> **Given text**
▬▬▬▬▬▬

Does Jesus say anything about procreation? No. He does, however, uplift eunuchs, who were despised because they could not procreate and because their bodies were altered.

We as humankind have progressed since the implication of marriage, understanding that marriage no longer serves as only a function of procreation/ preservation of life, but now is also used as a reflection of love and commitment. Many heterosexual couples marry only for love, only for commitment, only for procreation, or for any combination of the three. If you oppose a homosexual couple marrying for love or commitment because they cannot also procreate, then it stands to reason that you would similarly oppose heterosexuals who cannot procreate. This includes heterosexuals who choose not to have children, the marriage of heterosexuals who choose adoption-only, and the marriage of heterosexuals who are not able have biological children even if they wanted to (as with homosexual marriages). If procreation is the sole purpose of marriage, with love and commitment being secondary, then that restriction should be applied to all.

Argument: In Leviticus, the bible calls homosexuality an abomination, and those men should be put to death.

Response: A few things here. First of all, Christians widely believe that you can dismiss the laws of the Old Testament and Judaism as the “old way” to redemption, before Jesus came in the New Testament and changed the game- creating a “new way” to redemption, simply through him and his sacrifice on the cross. If that is to be believed, this verse is not applicable.

▬▬▬▬▬▬

Document layout analysis data
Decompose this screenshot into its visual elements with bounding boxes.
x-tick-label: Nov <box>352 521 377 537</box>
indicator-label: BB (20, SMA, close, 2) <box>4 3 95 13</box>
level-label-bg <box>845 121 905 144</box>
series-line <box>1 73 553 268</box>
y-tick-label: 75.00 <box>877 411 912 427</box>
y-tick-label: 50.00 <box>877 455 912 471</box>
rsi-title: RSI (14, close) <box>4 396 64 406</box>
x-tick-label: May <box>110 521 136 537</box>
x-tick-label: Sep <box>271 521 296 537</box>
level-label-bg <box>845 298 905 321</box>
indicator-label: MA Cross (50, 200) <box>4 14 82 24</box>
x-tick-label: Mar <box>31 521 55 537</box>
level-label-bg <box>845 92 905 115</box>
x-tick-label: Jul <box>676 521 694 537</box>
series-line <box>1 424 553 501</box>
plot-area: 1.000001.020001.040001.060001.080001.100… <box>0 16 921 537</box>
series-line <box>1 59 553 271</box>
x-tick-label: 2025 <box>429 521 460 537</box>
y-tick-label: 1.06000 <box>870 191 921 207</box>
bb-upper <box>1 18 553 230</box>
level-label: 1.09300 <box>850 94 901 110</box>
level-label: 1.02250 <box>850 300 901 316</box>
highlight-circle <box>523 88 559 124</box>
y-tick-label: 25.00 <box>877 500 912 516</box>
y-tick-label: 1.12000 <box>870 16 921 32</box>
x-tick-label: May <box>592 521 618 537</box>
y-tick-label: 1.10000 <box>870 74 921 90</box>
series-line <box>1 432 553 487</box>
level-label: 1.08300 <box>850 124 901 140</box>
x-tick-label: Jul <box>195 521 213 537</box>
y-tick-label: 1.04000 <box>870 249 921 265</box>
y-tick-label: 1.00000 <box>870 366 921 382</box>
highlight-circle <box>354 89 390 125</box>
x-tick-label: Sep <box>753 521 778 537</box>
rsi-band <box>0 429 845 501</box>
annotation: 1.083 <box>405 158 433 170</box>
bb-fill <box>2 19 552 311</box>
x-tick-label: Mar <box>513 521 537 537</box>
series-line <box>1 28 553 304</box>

▬▬▬▬▬▬

> **What you need to do**
1 > Repeat the given text between "Response: A few things" and "is not applicable.", inclusive.
2 > List the groups of heterosexuals that the given text names as unable or unwilling to have biological children.
3 > According to the given text, why were eunuchs despised?

> **Solutions to the exercise**
1 >
Response: A few things here. First of all, Christians widely believe that you can dismiss the laws of the Old Testament and Judaism as the “old way” to redemption, before Jesus came in the New Testament and changed the game- creating a “new way” to redemption, simply through him and his sacrifice on the cross. If that is to be believed, this verse is not applicable.

2 >
- Heterosexuals who choose not to have children
- Heterosexuals who choose adoption-only
- Heterosexuals who are not able to have biological children even if they wanted to

3 > They could not procreate, and their bodies were altered.